Exercise directions » Word for word, restate every line of the listing that follows.

>> Begin Exercise materials

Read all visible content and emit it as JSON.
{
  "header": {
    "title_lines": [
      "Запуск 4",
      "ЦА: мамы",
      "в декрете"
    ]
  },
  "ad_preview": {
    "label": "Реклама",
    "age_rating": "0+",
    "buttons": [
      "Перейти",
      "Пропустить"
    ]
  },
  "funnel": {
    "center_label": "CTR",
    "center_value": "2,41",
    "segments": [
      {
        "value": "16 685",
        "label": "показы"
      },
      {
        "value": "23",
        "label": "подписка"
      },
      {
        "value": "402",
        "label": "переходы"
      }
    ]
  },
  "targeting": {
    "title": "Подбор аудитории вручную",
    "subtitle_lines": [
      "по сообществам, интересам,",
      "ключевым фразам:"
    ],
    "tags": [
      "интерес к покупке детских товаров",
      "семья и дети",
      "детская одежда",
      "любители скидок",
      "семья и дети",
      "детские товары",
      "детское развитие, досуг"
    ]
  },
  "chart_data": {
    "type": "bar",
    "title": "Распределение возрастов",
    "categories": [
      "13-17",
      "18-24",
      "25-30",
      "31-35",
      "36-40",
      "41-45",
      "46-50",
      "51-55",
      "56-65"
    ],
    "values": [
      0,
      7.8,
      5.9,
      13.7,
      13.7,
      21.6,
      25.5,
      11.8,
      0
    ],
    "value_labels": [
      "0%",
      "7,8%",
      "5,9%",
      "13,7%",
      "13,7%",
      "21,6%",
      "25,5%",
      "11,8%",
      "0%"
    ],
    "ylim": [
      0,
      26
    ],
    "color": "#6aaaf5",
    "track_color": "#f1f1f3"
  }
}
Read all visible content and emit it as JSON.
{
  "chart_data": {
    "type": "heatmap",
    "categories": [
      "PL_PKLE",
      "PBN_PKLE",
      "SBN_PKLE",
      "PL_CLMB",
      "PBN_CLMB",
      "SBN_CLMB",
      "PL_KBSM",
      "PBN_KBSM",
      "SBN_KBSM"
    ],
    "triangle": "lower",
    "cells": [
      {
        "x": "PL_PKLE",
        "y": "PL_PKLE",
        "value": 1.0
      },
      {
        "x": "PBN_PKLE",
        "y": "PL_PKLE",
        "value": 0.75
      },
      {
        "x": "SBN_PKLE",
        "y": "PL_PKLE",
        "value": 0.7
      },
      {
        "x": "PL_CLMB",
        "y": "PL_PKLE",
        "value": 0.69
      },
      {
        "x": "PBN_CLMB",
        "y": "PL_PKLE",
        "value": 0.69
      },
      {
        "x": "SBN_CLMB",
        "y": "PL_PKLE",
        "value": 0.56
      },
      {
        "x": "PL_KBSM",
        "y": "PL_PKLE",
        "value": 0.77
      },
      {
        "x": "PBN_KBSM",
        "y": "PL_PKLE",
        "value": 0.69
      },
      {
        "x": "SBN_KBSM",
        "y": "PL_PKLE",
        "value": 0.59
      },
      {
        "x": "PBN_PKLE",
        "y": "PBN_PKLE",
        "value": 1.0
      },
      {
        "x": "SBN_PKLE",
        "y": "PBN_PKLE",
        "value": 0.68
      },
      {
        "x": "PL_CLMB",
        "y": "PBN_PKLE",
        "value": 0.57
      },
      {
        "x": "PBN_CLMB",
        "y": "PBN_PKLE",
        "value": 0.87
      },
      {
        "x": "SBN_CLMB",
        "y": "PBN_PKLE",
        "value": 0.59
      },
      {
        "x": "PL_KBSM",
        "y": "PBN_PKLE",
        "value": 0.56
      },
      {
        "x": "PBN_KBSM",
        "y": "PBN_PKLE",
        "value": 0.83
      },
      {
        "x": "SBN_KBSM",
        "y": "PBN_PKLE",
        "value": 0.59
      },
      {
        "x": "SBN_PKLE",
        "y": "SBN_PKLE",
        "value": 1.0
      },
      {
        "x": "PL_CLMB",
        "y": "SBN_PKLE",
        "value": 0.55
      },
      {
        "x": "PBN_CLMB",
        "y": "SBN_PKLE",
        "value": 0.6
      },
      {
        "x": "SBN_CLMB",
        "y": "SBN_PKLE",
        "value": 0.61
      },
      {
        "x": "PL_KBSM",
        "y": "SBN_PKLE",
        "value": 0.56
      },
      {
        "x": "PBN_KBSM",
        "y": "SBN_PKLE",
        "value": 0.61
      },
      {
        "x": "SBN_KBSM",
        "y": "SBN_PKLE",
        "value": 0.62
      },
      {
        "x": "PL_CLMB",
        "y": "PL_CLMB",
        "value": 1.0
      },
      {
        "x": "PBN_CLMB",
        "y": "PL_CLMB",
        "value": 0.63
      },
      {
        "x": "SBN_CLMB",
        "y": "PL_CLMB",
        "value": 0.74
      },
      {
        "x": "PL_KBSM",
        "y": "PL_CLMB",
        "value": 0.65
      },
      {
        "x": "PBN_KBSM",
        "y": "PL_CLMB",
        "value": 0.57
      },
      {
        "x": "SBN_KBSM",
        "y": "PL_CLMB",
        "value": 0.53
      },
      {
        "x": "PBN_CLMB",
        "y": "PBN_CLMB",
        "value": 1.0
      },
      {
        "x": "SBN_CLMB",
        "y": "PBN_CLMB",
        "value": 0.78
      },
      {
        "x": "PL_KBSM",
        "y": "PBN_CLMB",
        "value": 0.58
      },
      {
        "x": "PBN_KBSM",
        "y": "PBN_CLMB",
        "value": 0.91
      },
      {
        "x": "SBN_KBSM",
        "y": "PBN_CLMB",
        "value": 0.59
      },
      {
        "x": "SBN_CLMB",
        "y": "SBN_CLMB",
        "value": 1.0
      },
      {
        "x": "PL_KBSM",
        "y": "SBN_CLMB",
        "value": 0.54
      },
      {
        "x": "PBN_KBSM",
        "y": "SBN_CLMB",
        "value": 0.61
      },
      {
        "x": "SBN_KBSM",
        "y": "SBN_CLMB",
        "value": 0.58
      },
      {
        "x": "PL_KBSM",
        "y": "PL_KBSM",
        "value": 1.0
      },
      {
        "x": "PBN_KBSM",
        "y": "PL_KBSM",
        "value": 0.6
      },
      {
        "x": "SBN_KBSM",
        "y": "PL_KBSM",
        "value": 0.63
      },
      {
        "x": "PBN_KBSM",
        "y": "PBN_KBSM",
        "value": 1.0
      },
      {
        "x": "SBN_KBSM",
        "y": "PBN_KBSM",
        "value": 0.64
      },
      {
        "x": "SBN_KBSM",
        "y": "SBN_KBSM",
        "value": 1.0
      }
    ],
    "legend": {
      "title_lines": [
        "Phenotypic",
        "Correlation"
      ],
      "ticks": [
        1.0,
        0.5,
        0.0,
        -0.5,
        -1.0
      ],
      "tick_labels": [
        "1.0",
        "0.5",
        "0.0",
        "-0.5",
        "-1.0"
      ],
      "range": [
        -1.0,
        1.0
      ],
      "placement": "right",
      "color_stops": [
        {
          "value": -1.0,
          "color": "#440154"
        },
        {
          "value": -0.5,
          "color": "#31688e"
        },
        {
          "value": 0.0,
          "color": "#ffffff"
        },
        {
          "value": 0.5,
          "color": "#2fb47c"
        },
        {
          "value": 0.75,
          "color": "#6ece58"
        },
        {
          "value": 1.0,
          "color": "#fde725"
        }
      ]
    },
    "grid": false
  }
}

>> End Exercise materials

The reply »
Read all visible content and emit it as JSON.
{
  "header": {
    "title_lines": [
      "Запуск 4",
      "ЦА: мамы",
      "в декрете"
    ]
  },
  "ad_preview": {
    "label": "Реклама",
    "age_rating": "0+",
    "buttons": [
      "Перейти",
      "Пропустить"
    ]
  },
  "funnel": {
    "center_label": "CTR",
    "center_value": "2,41",
    "segments": [
      {
        "value": "16 685",
        "label": "показы"
      },
      {
        "value": "23",
        "label": "подписка"
      },
      {
        "value": "402",
        "label": "переходы"
      }
    ]
  },
  "targeting": {
    "title": "Подбор аудитории вручную",
    "subtitle_lines": [
      "по сообществам, интересам,",
      "ключевым фразам:"
    ],
    "tags": [
      "интерес к покупке детских товаров",
      "семья и дети",
      "детская одежда",
      "любители скидок",
      "семья и дети",
      "детские товары",
      "детское развитие, досуг"
    ]
  },
  "chart_data": {
    "type": "bar",
    "title": "Распределение возрастов",
    "categories": [
      "13-17",
      "18-24",
      "25-30",
      "31-35",
      "36-40",
      "41-45",
      "46-50",
      "51-55",
      "56-65"
    ],
    "values": [
      0,
      7.8,
      5.9,
      13.7,
      13.7,
      21.6,
      25.5,
      11.8,
      0
    ],
    "value_labels": [
      "0%",
      "7,8%",
      "5,9%",
      "13,7%",
      "13,7%",
      "21,6%",
      "25,5%",
      "11,8%",
      "0%"
    ],
    "ylim": [
      0,
      26
    ],
    "color": "#6aaaf5",
    "track_color": "#f1f1f3"
  }
}
Read all visible content and emit it as JSON.
{
  "chart_data": {
    "type": "heatmap",
    "categories": [
      "PL_PKLE",
      "PBN_PKLE",
      "SBN_PKLE",
      "PL_CLMB",
      "PBN_CLMB",
      "SBN_CLMB",
      "PL_KBSM",
      "PBN_KBSM",
      "SBN_KBSM"
    ],
    "triangle": "lower",
    "cells": [
      {
        "x": "PL_PKLE",
        "y": "PL_PKLE",
        "value": 1.0
      },
      {
        "x": "PBN_PKLE",
        "y": "PL_PKLE",
        "value": 0.75
      },
      {
        "x": "SBN_PKLE",
        "y": "PL_PKLE",
        "value": 0.7
      },
      {
        "x": "PL_CLMB",
        "y": "PL_PKLE",
        "value": 0.69
      },
      {
        "x": "PBN_CLMB",
        "y": "PL_PKLE",
        "value": 0.69
      },
      {
        "x": "SBN_CLMB",
        "y": "PL_PKLE",
        "value": 0.56
      },
      {
        "x": "PL_KBSM",
        "y": "PL_PKLE",
        "value": 0.77
      },
      {
        "x": "PBN_KBSM",
        "y": "PL_PKLE",
        "value": 0.69
      },
      {
        "x": "SBN_KBSM",
        "y": "PL_PKLE",
        "value": 0.59
      },
      {
        "x": "PBN_PKLE",
        "y": "PBN_PKLE",
        "value": 1.0
      },
      {
        "x": "SBN_PKLE",
        "y": "PBN_PKLE",
        "value": 0.68
      },
      {
        "x": "PL_CLMB",
        "y": "PBN_PKLE",
        "value": 0.57
      },
      {
        "x": "PBN_CLMB",
        "y": "PBN_PKLE",
        "value": 0.87
      },
      {
        "x": "SBN_CLMB",
        "y": "PBN_PKLE",
        "value": 0.59
      },
      {
        "x": "PL_KBSM",
        "y": "PBN_PKLE",
        "value": 0.56
      },
      {
        "x": "PBN_KBSM",
        "y": "PBN_PKLE",
        "value": 0.83
      },
      {
        "x": "SBN_KBSM",
        "y": "PBN_PKLE",
        "value": 0.59
      },
      {
        "x": "SBN_PKLE",
        "y": "SBN_PKLE",
        "value": 1.0
      },
      {
        "x": "PL_CLMB",
        "y": "SBN_PKLE",
        "value": 0.55
      },
      {
        "x": "PBN_CLMB",
        "y": "SBN_PKLE",
        "value": 0.6
      },
      {
        "x": "SBN_CLMB",
        "y": "SBN_PKLE",
        "value": 0.61
      },
      {
        "x": "PL_KBSM",
        "y": "SBN_PKLE",
        "value": 0.56
      },
      {
        "x": "PBN_KBSM",
        "y": "SBN_PKLE",
        "value": 0.61
      },
      {
        "x": "SBN_KBSM",
        "y": "SBN_PKLE",
        "value": 0.62
      },
      {
        "x": "PL_CLMB",
        "y": "PL_CLMB",
        "value": 1.0
      },
      {
        "x": "PBN_CLMB",
        "y": "PL_CLMB",
        "value": 0.63
      },
      {
        "x": "SBN_CLMB",
        "y": "PL_CLMB",
        "value": 0.74
      },
      {
        "x": "PL_KBSM",
        "y": "PL_CLMB",
        "value": 0.65
      },
      {
        "x": "PBN_KBSM",
        "y": "PL_CLMB",
        "value": 0.57
      },
      {
        "x": "SBN_KBSM",
        "y": "PL_CLMB",
        "value": 0.53
      },
      {
        "x": "PBN_CLMB",
        "y": "PBN_CLMB",
        "value": 1.0
      },
      {
        "x": "SBN_CLMB",
        "y": "PBN_CLMB",
        "value": 0.78
      },
      {
        "x": "PL_KBSM",
        "y": "PBN_CLMB",
        "value": 0.58
      },
      {
        "x": "PBN_KBSM",
        "y": "PBN_CLMB",
        "value": 0.91
      },
      {
        "x": "SBN_KBSM",
        "y": "PBN_CLMB",
        "value": 0.59
      },
      {
        "x": "SBN_CLMB",
        "y": "SBN_CLMB",
        "value": 1.0
      },
      {
        "x": "PL_KBSM",
        "y": "SBN_CLMB",
        "value": 0.54
      },
      {
        "x": "PBN_KBSM",
        "y": "SBN_CLMB",
        "value": 0.61
      },
      {
        "x": "SBN_KBSM",
        "y": "SBN_CLMB",
        "value": 0.58
      },
      {
        "x": "PL_KBSM",
        "y": "PL_KBSM",
        "value": 1.0
      },
      {
        "x": "PBN_KBSM",
        "y": "PL_KBSM",
        "value": 0.6
      },
      {
        "x": "SBN_KBSM",
        "y": "PL_KBSM",
        "value": 0.63
      },
      {
        "x": "PBN_KBSM",
        "y": "PBN_KBSM",
        "value": 1.0
      },
      {
        "x": "SBN_KBSM",
        "y": "PBN_KBSM",
        "value": 0.64
      },
      {
        "x": "SBN_KBSM",
        "y": "SBN_KBSM",
        "value": 1.0
      }
    ],
    "legend": {
      "title_lines": [
        "Phenotypic",
        "Correlation"
      ],
      "ticks": [
        1.0,
        0.5,
        0.0,
        -0.5,
        -1.0
      ],
      "tick_labels": [
        "1.0",
        "0.5",
        "0.0",
        "-0.5",
        "-1.0"
      ],
      "range": [
        -1.0,
        1.0
      ],
      "placement": "right",
      "color_stops": [
        {
          "value": -1.0,
          "color": "#440154"
        },
        {
          "value": -0.5,
          "color": "#31688e"
        },
        {
          "value": 0.0,
          "color": "#ffffff"
        },
        {
          "value": 0.5,
          "color": "#2fb47c"
        },
        {
          "value": 0.75,
          "color": "#6ece58"
        },
        {
          "value": 1.0,
          "color": "#fde725"
        }
      ]
    },
    "grid": false
  }
}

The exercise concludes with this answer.